• Problem to solve:
Output all records precisely as written.
╭─ Exercise input
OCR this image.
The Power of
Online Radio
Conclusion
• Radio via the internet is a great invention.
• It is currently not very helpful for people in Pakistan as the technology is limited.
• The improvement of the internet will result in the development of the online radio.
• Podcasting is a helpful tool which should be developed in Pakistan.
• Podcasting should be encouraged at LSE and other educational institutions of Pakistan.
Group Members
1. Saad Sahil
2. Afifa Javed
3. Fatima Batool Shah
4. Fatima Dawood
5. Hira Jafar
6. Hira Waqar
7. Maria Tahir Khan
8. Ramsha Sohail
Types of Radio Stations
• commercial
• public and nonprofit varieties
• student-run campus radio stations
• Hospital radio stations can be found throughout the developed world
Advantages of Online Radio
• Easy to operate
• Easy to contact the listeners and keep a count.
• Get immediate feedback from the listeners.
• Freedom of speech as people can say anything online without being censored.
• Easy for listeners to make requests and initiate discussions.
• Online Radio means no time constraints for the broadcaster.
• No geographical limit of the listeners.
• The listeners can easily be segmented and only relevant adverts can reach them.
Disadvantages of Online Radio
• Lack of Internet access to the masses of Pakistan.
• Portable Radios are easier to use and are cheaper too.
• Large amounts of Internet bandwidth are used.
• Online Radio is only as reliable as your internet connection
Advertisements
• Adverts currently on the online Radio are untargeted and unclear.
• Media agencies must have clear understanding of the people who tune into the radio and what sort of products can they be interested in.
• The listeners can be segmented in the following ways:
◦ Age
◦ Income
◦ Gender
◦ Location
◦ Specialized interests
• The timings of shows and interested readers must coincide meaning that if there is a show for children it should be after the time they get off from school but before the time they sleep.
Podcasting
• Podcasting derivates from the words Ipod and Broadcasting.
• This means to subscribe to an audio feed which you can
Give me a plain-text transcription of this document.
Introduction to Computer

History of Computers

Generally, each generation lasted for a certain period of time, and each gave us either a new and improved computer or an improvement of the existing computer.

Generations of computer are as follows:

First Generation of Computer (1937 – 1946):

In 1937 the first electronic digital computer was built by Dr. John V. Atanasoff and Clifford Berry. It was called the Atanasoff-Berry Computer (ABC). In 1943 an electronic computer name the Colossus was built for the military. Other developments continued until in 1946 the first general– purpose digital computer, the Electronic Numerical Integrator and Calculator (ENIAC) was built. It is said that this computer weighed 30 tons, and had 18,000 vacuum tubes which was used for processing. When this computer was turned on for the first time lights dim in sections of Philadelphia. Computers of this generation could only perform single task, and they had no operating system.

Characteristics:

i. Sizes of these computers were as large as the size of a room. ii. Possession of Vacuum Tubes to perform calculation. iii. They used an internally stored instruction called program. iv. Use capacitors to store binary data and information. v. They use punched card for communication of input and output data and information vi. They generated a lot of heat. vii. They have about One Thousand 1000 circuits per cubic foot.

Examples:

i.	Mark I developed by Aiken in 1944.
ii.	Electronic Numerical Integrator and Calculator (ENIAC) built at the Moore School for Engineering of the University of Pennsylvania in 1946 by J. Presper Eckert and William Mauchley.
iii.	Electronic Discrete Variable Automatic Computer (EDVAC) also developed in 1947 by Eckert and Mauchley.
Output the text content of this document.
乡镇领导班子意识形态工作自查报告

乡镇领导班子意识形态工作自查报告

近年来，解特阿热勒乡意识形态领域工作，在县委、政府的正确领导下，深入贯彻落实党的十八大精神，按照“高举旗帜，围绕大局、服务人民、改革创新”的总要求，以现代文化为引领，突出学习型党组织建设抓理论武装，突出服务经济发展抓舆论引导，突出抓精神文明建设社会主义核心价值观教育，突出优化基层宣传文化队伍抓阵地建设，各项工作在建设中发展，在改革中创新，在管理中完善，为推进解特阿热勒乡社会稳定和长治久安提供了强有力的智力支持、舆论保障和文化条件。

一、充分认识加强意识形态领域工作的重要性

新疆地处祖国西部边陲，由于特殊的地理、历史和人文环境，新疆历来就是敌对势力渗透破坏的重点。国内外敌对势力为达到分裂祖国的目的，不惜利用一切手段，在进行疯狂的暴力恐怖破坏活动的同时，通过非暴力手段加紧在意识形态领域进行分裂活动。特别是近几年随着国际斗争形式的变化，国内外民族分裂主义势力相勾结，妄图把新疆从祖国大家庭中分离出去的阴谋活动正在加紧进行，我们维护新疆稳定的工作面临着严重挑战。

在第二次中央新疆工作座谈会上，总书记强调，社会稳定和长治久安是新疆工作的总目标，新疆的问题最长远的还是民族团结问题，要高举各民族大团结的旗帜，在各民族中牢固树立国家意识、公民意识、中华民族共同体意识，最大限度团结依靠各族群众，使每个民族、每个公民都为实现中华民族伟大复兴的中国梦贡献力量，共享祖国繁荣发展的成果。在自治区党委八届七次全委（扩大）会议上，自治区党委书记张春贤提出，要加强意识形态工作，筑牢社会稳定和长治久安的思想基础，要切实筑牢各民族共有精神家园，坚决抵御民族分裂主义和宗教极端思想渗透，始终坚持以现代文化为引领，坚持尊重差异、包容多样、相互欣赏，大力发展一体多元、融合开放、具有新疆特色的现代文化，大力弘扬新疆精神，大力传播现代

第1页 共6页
╰─
• Written response:
OCR this image.
The Power of
Online Radio
Conclusion
• Radio via the internet is a great invention.
• It is currently not very helpful for people in Pakistan as the technology is limited.
• The improvement of the internet will result in the development of the online radio.
• Podcasting is a helpful tool which should be developed in Pakistan.
• Podcasting should be encouraged at LSE and other educational institutions of Pakistan.
Group Members
1. Saad Sahil
2. Afifa Javed
3. Fatima Batool Shah
4. Fatima Dawood
5. Hira Jafar
6. Hira Waqar
7. Maria Tahir Khan
8. Ramsha Sohail
Types of Radio Stations
• commercial
• public and nonprofit varieties
• student-run campus radio stations
• Hospital radio stations can be found throughout the developed world
Advantages of Online Radio
• Easy to operate
• Easy to contact the listeners and keep a count.
• Get immediate feedback from the listeners.
• Freedom of speech as people can say anything online without being censored.
• Easy for listeners to make requests and initiate discussions.
• Online Radio means no time constraints for the broadcaster.
• No geographical limit of the listeners.
• The listeners can easily be segmented and only relevant adverts can reach them.
Disadvantages of Online Radio
• Lack of Internet access to the masses of Pakistan.
• Portable Radios are easier to use and are cheaper too.
• Large amounts of Internet bandwidth are used.
• Online Radio is only as reliable as your internet connection
Advertisements
• Adverts currently on the online Radio are untargeted and unclear.
• Media agencies must have clear understanding of the people who tune into the radio and what sort of products can they be interested in.
• The listeners can be segmented in the following ways:
◦ Age
◦ Income
◦ Gender
◦ Location
◦ Specialized interests
• The timings of shows and interested readers must coincide meaning that if there is a show for children it should be after the time they get off from school but before the time they sleep.
Podcasting
• Podcasting derivates from the words Ipod and Broadcasting.
• This means to subscribe to an audio feed which you can
Give me a plain-text transcription of this document.
Introduction to Computer

History of Computers

Generally, each generation lasted for a certain period of time, and each gave us either a new and improved computer or an improvement of the existing computer.

Generations of computer are as follows:

First Generation of Computer (1937 – 1946):

In 1937 the first electronic digital computer was built by Dr. John V. Atanasoff and Clifford Berry. It was called the Atanasoff-Berry Computer (ABC). In 1943 an electronic computer name the Colossus was built for the military. Other developments continued until in 1946 the first general– purpose digital computer, the Electronic Numerical Integrator and Calculator (ENIAC) was built. It is said that this computer weighed 30 tons, and had 18,000 vacuum tubes which was used for processing. When this computer was turned on for the first time lights dim in sections of Philadelphia. Computers of this generation could only perform single task, and they had no operating system.

Characteristics:

i. Sizes of these computers were as large as the size of a room. ii. Possession of Vacuum Tubes to perform calculation. iii. They used an internally stored instruction called program. iv. Use capacitors to store binary data and information. v. They use punched card for communication of input and output data and information vi. They generated a lot of heat. vii. They have about One Thousand 1000 circuits per cubic foot.

Examples:

i.	Mark I developed by Aiken in 1944.
ii.	Electronic Numerical Integrator and Calculator (ENIAC) built at the Moore School for Engineering of the University of Pennsylvania in 1946 by J. Presper Eckert and William Mauchley.
iii.	Electronic Discrete Variable Automatic Computer (EDVAC) also developed in 1947 by Eckert and Mauchley.
Output the text content of this document.
乡镇领导班子意识形态工作自查报告

乡镇领导班子意识形态工作自查报告

近年来，解特阿热勒乡意识形态领域工作，在县委、政府的正确领导下，深入贯彻落实党的十八大精神，按照“高举旗帜，围绕大局、服务人民、改革创新”的总要求，以现代文化为引领，突出学习型党组织建设抓理论武装，突出服务经济发展抓舆论引导，突出抓精神文明建设社会主义核心价值观教育，突出优化基层宣传文化队伍抓阵地建设，各项工作在建设中发展，在改革中创新，在管理中完善，为推进解特阿热勒乡社会稳定和长治久安提供了强有力的智力支持、舆论保障和文化条件。

一、充分认识加强意识形态领域工作的重要性

新疆地处祖国西部边陲，由于特殊的地理、历史和人文环境，新疆历来就是敌对势力渗透破坏的重点。国内外敌对势力为达到分裂祖国的目的，不惜利用一切手段，在进行疯狂的暴力恐怖破坏活动的同时，通过非暴力手段加紧在意识形态领域进行分裂活动。特别是近几年随着国际斗争形式的变化，国内外民族分裂主义势力相勾结，妄图把新疆从祖国大家庭中分离出去的阴谋活动正在加紧进行，我们维护新疆稳定的工作面临着严重挑战。

在第二次中央新疆工作座谈会上，总书记强调，社会稳定和长治久安是新疆工作的总目标，新疆的问题最长远的还是民族团结问题，要高举各民族大团结的旗帜，在各民族中牢固树立国家意识、公民意识、中华民族共同体意识，最大限度团结依靠各族群众，使每个民族、每个公民都为实现中华民族伟大复兴的中国梦贡献力量，共享祖国繁荣发展的成果。在自治区党委八届七次全委（扩大）会议上，自治区党委书记张春贤提出，要加强意识形态工作，筑牢社会稳定和长治久安的思想基础，要切实筑牢各民族共有精神家园，坚决抵御民族分裂主义和宗教极端思想渗透，始终坚持以现代文化为引领，坚持尊重差异、包容多样、相互欣赏，大力发展一体多元、融合开放、具有新疆特色的现代文化，大力弘扬新疆精神，大力传播现代

第1页 共6页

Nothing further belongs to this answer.